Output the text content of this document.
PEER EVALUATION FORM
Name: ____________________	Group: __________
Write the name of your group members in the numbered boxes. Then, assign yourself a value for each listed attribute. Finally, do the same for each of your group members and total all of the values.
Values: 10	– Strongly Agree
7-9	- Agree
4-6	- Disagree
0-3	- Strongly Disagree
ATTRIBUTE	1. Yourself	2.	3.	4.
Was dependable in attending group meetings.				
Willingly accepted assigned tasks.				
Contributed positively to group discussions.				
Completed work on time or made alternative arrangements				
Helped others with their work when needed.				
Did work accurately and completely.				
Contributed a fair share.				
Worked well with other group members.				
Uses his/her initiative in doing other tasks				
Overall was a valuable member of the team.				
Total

┄┄┄┄┄┄┄┄┄┄

▸ **Aim of the exercise**: Write the listing out again, exactly as it reads.

▸ **Worked answer**:
Output the text content of this document.
PEER EVALUATION FORM
Name: ____________________	Group: __________
Write the name of your group members in the numbered boxes. Then, assign yourself a value for each listed attribute. Finally, do the same for each of your group members and total all of the values.
Values: 10	– Strongly Agree
7-9	- Agree
4-6	- Disagree
0-3	- Strongly Disagree
ATTRIBUTE	1. Yourself	2.	3.	4.
Was dependable in attending group meetings.				
Willingly accepted assigned tasks.				
Contributed positively to group discussions.				
Completed work on time or made alternative arrangements				
Helped others with their work when needed.				
Did work accurately and completely.				
Contributed a fair share.				
Worked well with other group members.				
Uses his/her initiative in doing other tasks				
Overall was a valuable member of the team.				
Total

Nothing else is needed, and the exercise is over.